Information given.
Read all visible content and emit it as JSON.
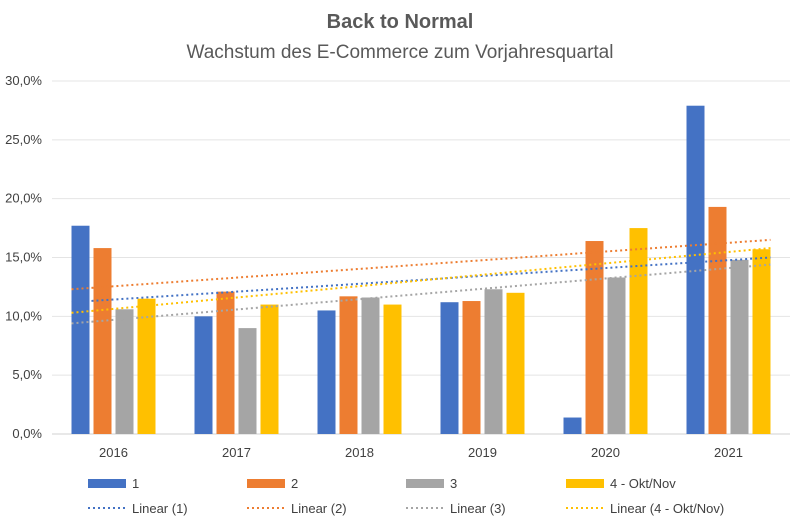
{
  "chart_data": {
    "type": "bar",
    "title": "Back to Normal",
    "subtitle": "Wachstum des E-Commerce zum Vorjahresquartal",
    "categories": [
      "2016",
      "2017",
      "2018",
      "2019",
      "2020",
      "2021"
    ],
    "series": [
      {
        "name": "1",
        "color": "#4472C4",
        "values": [
          17.7,
          10.0,
          10.5,
          11.2,
          1.4,
          27.9
        ]
      },
      {
        "name": "2",
        "color": "#ED7D31",
        "values": [
          15.8,
          12.1,
          11.7,
          11.3,
          16.4,
          19.3
        ]
      },
      {
        "name": "3",
        "color": "#A5A5A5",
        "values": [
          10.6,
          9.0,
          11.6,
          12.3,
          13.3,
          14.8
        ]
      },
      {
        "name": "4 - Okt/Nov",
        "color": "#FFC000",
        "values": [
          11.5,
          11.0,
          11.0,
          12.0,
          17.5,
          15.7
        ]
      }
    ],
    "trendlines": [
      {
        "name": "Linear (1)",
        "color": "#4472C4",
        "start": 11.2,
        "end": 15.0
      },
      {
        "name": "Linear (2)",
        "color": "#ED7D31",
        "start": 12.3,
        "end": 16.5
      },
      {
        "name": "Linear (3)",
        "color": "#A5A5A5",
        "start": 9.4,
        "end": 14.4
      },
      {
        "name": "Linear (4 - Okt/Nov)",
        "color": "#FFC000",
        "start": 10.3,
        "end": 15.8
      }
    ],
    "ylim": [
      0,
      30
    ],
    "yticks": [
      "0,0%",
      "5,0%",
      "10,0%",
      "15,0%",
      "20,0%",
      "25,0%",
      "30,0%"
    ],
    "grid": true,
    "legend_position": "bottom"
  }
}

Task to carry out.
Except for the pictures, copy every line of the records above exactly.

Answer to this problem.
Read all visible content and emit it as JSON.
{
  "chart_data": {
    "type": "bar",
    "title": "Back to Normal",
    "subtitle": "Wachstum des E-Commerce zum Vorjahresquartal",
    "categories": [
      "2016",
      "2017",
      "2018",
      "2019",
      "2020",
      "2021"
    ],
    "series": [
      {
        "name": "1",
        "color": "#4472C4",
        "values": [
          17.7,
          10.0,
          10.5,
          11.2,
          1.4,
          27.9
        ]
      },
      {
        "name": "2",
        "color": "#ED7D31",
        "values": [
          15.8,
          12.1,
          11.7,
          11.3,
          16.4,
          19.3
        ]
      },
      {
        "name": "3",
        "color": "#A5A5A5",
        "values": [
          10.6,
          9.0,
          11.6,
          12.3,
          13.3,
          14.8
        ]
      },
      {
        "name": "4 - Okt/Nov",
        "color": "#FFC000",
        "values": [
          11.5,
          11.0,
          11.0,
          12.0,
          17.5,
          15.7
        ]
      }
    ],
    "trendlines": [
      {
        "name": "Linear (1)",
        "color": "#4472C4",
        "start": 11.2,
        "end": 15.0
      },
      {
        "name": "Linear (2)",
        "color": "#ED7D31",
        "start": 12.3,
        "end": 16.5
      },
      {
        "name": "Linear (3)",
        "color": "#A5A5A5",
        "start": 9.4,
        "end": 14.4
      },
      {
        "name": "Linear (4 - Okt/Nov)",
        "color": "#FFC000",
        "start": 10.3,
        "end": 15.8
      }
    ],
    "ylim": [
      0,
      30
    ],
    "yticks": [
      "0,0%",
      "5,0%",
      "10,0%",
      "15,0%",
      "20,0%",
      "25,0%",
      "30,0%"
    ],
    "grid": true,
    "legend_position": "bottom"
  }
}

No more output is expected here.